▶ [SOAL LATIHAN] Salin tanpa perubahan baris-baris pada catatan di bawah, mulai dari baris yang memuat "- y-tick-label: 0,7: [48, 260, 73, 283]" sampai dengan baris yang memuat "- x-tick-label: DI25T: [347, 422, 396, 443]", termasuk kedua baris tersebut.

▶ [BAHAN OLAHAN]
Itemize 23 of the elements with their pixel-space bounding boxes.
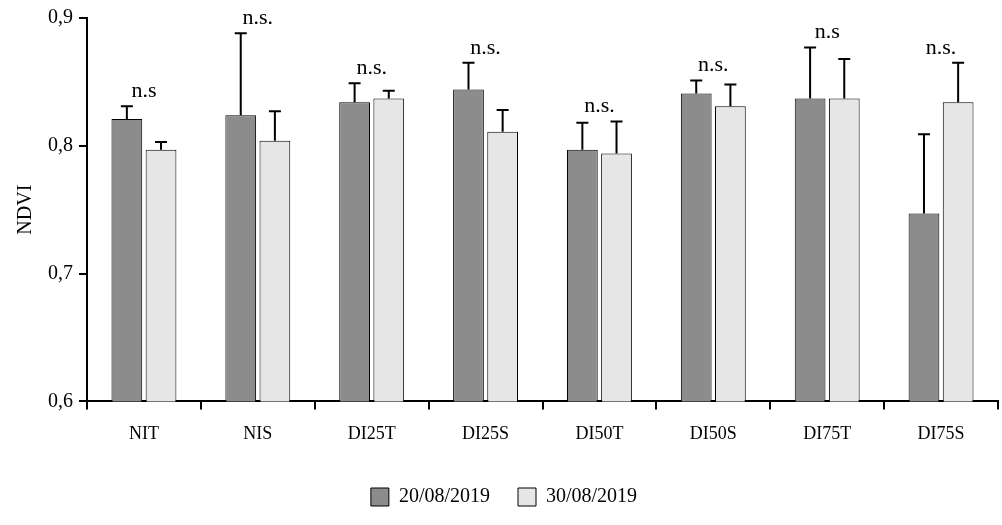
- y-tick-label: 0,7: [48, 260, 73, 283]
- x-tick-label: NIT: [128, 422, 159, 443]
- annotation: n.s.: [584, 92, 615, 118]
- legend-label: 20/08/2019: [398, 484, 491, 507]
- y-tick-label: 0,8: [48, 133, 73, 156]
- x-tick-label: DI25T: [347, 422, 396, 443]
- x-tick-label: DI50T: [575, 422, 624, 443]
- x-tick-label: DI25S: [462, 422, 510, 443]
- annotation: n.s: [814, 18, 840, 44]
- annotation: n.s: [131, 76, 157, 102]
- annotation: n.s.: [470, 33, 501, 59]
- legend-label: 30/08/2019: [546, 484, 638, 507]
- annotation: n.s.: [698, 51, 729, 77]
- x-tick-label: DI75S: [917, 422, 965, 443]
- annotation: n.s.: [925, 33, 957, 59]
- y-axis-title: NDVI: [13, 184, 36, 235]
- y-tick-label: 0,9: [48, 5, 73, 28]
- y-tick-label: 0,6: [48, 388, 73, 411]
- x-tick-label: DI50S: [689, 422, 737, 443]
- annotation: n.s.: [242, 4, 274, 30]
- x-tick-label: NIS: [243, 422, 273, 443]
- x-tick-label: DI75T: [803, 422, 852, 443]
- annotation: n.s.: [356, 53, 387, 79]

▶ [JAWABAN LATIHAN]
- y-tick-label: 0,7: [48, 260, 73, 283]
- x-tick-label: NIT: [128, 422, 159, 443]
- annotation: n.s.: [584, 92, 615, 118]
- legend-label: 20/08/2019: [398, 484, 491, 507]
- y-tick-label: 0,8: [48, 133, 73, 156]
- x-tick-label: DI25T: [347, 422, 396, 443]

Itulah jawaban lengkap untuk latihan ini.